Material »
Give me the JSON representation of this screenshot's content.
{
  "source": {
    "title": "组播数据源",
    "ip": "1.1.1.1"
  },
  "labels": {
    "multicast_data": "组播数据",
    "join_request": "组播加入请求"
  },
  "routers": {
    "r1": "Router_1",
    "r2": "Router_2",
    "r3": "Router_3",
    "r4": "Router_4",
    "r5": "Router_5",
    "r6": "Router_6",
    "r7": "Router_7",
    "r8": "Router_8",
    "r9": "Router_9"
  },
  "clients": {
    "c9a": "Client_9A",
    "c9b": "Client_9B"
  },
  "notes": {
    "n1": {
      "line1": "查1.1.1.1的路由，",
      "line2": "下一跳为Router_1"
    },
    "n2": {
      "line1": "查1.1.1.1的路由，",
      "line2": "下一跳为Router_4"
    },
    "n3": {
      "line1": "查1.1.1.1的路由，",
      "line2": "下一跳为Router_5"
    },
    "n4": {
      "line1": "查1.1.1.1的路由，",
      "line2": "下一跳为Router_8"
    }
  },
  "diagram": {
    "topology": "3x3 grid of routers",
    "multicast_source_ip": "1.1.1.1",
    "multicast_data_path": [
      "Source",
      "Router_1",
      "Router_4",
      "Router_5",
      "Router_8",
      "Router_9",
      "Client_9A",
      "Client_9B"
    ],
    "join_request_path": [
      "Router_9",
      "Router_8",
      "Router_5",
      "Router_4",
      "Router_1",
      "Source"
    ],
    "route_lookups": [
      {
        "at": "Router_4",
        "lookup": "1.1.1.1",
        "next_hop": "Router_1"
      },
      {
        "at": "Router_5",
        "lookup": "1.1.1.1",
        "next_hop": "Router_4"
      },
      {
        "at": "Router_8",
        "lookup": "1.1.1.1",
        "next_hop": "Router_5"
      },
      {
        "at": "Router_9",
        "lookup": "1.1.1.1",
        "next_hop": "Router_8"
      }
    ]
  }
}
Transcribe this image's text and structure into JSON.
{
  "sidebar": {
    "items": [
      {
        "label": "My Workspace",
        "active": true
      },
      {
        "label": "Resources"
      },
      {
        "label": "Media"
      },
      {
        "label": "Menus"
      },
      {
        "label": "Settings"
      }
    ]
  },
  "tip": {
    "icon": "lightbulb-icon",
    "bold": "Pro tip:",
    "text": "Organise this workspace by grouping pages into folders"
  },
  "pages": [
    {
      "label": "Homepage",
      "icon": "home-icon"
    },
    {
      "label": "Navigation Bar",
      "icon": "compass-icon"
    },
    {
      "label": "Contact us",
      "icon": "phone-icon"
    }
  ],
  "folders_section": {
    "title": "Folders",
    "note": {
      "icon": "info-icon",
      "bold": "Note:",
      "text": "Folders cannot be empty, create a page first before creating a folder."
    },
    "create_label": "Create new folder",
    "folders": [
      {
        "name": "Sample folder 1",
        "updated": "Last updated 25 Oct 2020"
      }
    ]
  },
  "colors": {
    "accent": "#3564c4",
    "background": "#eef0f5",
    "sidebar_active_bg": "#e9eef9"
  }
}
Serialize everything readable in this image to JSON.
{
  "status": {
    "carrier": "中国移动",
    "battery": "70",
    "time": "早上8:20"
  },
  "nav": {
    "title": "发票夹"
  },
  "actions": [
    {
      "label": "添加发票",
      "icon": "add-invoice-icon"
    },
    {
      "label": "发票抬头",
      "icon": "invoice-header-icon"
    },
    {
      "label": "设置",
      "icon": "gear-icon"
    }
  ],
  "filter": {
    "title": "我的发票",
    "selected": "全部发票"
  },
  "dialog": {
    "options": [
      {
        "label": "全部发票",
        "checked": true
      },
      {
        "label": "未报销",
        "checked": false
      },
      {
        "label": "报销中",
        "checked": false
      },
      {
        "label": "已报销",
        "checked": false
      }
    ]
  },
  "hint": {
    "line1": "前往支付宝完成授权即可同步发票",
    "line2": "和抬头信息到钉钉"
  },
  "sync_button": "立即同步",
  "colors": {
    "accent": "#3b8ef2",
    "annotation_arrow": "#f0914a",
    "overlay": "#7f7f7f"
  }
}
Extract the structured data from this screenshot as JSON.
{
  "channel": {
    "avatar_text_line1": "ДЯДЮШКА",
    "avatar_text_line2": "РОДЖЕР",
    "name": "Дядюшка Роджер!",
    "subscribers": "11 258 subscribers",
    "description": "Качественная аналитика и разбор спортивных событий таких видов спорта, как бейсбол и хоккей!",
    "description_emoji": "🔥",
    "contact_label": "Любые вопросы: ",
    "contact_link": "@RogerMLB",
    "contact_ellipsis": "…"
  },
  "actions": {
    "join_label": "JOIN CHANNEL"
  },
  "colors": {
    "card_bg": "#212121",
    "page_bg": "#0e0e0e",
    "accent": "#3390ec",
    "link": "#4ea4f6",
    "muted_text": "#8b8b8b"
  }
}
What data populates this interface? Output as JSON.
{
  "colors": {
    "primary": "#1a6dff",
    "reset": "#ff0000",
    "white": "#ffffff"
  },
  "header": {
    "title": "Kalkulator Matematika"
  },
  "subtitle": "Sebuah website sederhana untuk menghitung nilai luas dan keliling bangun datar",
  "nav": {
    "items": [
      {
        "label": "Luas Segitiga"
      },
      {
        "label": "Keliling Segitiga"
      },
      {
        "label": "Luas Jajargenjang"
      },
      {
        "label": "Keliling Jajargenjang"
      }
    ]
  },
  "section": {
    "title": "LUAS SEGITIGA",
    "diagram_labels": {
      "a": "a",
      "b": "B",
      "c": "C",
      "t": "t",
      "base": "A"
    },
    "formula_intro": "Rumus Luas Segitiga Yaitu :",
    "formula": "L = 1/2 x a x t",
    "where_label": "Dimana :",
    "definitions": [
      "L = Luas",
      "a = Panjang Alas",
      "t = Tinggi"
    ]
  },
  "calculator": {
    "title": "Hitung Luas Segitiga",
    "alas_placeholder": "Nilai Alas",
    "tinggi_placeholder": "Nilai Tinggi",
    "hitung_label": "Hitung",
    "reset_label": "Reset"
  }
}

To do »
Report the number of lines that include the string "name"; return nothing but the count.

Final answer »
2